Travail à faire >>
1. Répondez aux questions suivantes à l'aide du texte sur le château de Montgoger :
(a) Combien de tours flanquent le château de Montgoger ?
(b) De quelle localité de Lorraine la petite troupe est-elle partie ?
(c) Avec quel accent Jeanne d'Arc parle-t-elle le français ?
2. Renvoyez sans aucune modification tout ce qui va de « Le château médiéval de Montgoger : une » jusqu'à « abrite une chapelle. » dans le texte sur le château de Montgoger.
3. Traduisez en anglais la phrase suivante, tirée du texte sur le château de Montgoger : « Une petite troupe composée de cinq ou six hommes d'armes l'escorte en direction de Chinon, le but de leur voyage. »

Texte de la page >>
^^^^

Le château médiéval de Montgoger : une étape sur le trajet de Jeanne d’Arc
Nous sommes à la fin de l’hiver 1423, en Touraine à Saint-Epain sur la route qui mène de Sainte Catherine de Fierbois à Chinon. Ici se dresse fièrement au dessus de la vallée, le château médiéval de Montgoger. Le château se compose alors de trois grands corps de logis, flanqués de quatre tours suffisamment imposantes pour que l’une d’entre elles abrite une chapelle.
A cette époque, la jeune Lorraine en habits de garçon qui passe devant Montgoger sur son cheval de labour n’est pas encore notre Sainte Jeanne d’Arc. Une petite troupe composée de cinq ou six hommes d’armes l’escorte en direction de Chinon, le but de leur voyage. Ils sont éreintés, ils ont quitté Vaucouleurs en Lorraine le 23 février, dix jours auparavant: plus de 600 kilomètres parcourus en moins de 11 jours ! 600 kilomètres à cheval, 600 kilomètres en hiver, à travers les lignes bourguignonnes et anglaises, sur des chemins infestées de brigands, de violeurs et de pillards, dans des vallées noyées par des crues de saison de la Meuse, de la Marne, de l’Yonne et de l’Aube, en voyageant parfois de nuit, en couchant dans des auberges, des abris de fortune, parfois sous la pluie, toujours dans le froid. Encore aujourd’hui, un tel périple serait une épreuve même pour un cavalier expérimenté.
Sauver la France !
En 1423, Jeanne d’Arc n’a que 17 ans, presqu’encore une adolescente, petite (1,59 cm), trapue et robuste, habillée en homme, la nuque et les tempes rasées. Elle parle le français avec l’accent chuintant des Lorrains. Johanne est fière d’elle-même, elle a conscience de l’exploit physique qu’elle vient de réaliser. Elle le dira d’ailleurs au roi dès son arrivée: « gentil (c’est à dire Noble) Dauphin, j’ai fait cent cinquante lieues pour vous venir en aide ». Elle l’a annoncé à ses proches depuis longtemps : « j’irai jusqu’à Chinon, dussè-je pour y aller, user mes jambes jusqu’à mes genoux ». Car cette petite Johanne a un sacré tempérament, c’est une personnalité forte, entière, sûre d’elle même, qui va à Chinon remplir la mission que Sainte Catherine, Sainte Marguerite et Saint Christophe lui ont assignée depuis qu’elle a 13 ans: sauver la France !

^^^^

Entrées extraites >>

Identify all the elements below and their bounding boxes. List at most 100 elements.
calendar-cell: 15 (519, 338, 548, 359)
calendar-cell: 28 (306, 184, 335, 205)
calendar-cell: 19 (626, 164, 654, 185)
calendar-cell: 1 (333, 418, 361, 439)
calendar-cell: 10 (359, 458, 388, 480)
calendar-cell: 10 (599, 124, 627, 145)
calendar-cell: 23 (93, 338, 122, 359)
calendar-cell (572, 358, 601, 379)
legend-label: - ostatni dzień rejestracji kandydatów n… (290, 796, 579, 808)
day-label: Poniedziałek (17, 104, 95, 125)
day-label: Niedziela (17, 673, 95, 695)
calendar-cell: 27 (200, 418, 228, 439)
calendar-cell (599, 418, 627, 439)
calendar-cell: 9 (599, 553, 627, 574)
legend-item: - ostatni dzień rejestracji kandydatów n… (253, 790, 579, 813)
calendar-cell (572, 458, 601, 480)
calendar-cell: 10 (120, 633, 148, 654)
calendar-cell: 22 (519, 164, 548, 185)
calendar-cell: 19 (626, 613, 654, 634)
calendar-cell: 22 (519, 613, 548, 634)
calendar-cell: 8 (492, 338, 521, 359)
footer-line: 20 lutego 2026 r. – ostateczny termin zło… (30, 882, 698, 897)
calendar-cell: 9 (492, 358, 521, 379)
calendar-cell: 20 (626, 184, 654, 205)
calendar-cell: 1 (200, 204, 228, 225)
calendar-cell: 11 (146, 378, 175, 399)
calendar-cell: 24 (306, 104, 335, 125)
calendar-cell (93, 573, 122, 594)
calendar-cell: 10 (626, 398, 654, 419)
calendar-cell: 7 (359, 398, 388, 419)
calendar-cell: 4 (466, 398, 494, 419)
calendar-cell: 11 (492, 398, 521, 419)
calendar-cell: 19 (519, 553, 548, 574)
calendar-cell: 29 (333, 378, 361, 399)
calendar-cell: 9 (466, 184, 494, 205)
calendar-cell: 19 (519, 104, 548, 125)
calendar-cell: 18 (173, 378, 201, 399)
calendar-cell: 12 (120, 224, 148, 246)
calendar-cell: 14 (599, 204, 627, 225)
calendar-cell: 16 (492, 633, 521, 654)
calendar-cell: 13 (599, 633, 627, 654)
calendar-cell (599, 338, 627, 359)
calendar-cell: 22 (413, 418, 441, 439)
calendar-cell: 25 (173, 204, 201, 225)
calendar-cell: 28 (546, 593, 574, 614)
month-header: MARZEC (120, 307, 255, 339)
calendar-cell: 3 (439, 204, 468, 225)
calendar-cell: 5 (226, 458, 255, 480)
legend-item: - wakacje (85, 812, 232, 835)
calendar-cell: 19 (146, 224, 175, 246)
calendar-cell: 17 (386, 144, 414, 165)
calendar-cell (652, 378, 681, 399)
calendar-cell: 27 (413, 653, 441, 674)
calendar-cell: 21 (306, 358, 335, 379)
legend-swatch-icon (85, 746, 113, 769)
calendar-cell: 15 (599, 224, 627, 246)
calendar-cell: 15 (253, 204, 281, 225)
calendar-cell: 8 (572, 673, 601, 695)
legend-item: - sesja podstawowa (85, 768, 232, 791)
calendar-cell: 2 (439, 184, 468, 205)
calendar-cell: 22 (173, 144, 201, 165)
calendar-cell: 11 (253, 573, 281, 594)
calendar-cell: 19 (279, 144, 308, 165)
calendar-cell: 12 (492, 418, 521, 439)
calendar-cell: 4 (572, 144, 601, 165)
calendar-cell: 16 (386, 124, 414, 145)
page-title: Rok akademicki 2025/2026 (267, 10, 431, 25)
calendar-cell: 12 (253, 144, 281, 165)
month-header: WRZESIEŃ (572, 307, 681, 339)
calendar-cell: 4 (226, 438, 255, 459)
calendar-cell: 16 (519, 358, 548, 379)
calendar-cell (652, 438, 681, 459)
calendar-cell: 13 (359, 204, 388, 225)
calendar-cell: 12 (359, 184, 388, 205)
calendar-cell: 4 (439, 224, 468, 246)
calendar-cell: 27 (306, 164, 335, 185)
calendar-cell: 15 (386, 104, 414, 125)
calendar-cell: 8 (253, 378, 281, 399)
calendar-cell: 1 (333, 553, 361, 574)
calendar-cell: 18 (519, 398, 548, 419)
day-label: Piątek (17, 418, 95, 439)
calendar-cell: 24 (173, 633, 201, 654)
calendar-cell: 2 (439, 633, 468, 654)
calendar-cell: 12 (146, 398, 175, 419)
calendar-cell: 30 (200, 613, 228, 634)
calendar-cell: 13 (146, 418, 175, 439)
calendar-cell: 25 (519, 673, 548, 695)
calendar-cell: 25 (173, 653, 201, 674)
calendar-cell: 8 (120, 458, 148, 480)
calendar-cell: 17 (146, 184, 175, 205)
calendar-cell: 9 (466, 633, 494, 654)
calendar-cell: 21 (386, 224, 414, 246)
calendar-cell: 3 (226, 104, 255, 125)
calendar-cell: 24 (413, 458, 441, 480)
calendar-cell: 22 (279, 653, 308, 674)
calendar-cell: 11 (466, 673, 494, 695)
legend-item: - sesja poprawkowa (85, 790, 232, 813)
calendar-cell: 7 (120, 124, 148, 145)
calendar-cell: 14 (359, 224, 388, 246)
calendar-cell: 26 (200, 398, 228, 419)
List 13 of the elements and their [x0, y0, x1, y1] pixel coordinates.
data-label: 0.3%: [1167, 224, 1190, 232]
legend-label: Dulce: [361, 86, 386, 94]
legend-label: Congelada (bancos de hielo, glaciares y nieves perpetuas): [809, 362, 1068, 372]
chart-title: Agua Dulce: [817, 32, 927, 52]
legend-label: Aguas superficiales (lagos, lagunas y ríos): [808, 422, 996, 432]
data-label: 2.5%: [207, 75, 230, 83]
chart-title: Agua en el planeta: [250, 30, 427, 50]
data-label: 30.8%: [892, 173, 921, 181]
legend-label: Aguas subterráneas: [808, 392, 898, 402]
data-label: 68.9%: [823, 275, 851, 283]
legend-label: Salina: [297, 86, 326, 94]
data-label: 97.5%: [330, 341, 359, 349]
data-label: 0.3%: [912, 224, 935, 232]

^^^^

Réponses dans l'ordre >>
1.
(a) Quatre tours.
(b) De Vaucouleurs.
(c) Avec l'accent chuintant des Lorrains.

2.
Le château médiéval de Montgoger : une étape sur le trajet de Jeanne d’Arc
Nous sommes à la fin de l’hiver 1423, en Touraine à Saint-Epain sur la route qui mène de Sainte Catherine de Fierbois à Chinon. Ici se dresse fièrement au dessus de la vallée, le château médiéval de Montgoger. Le château se compose alors de trois grands corps de logis, flanqués de quatre tours suffisamment imposantes pour que l’une d’entre elles abrite une chapelle.

3. A small troop of five or six men-at-arms escorts her toward Chinon, the destination of their journey.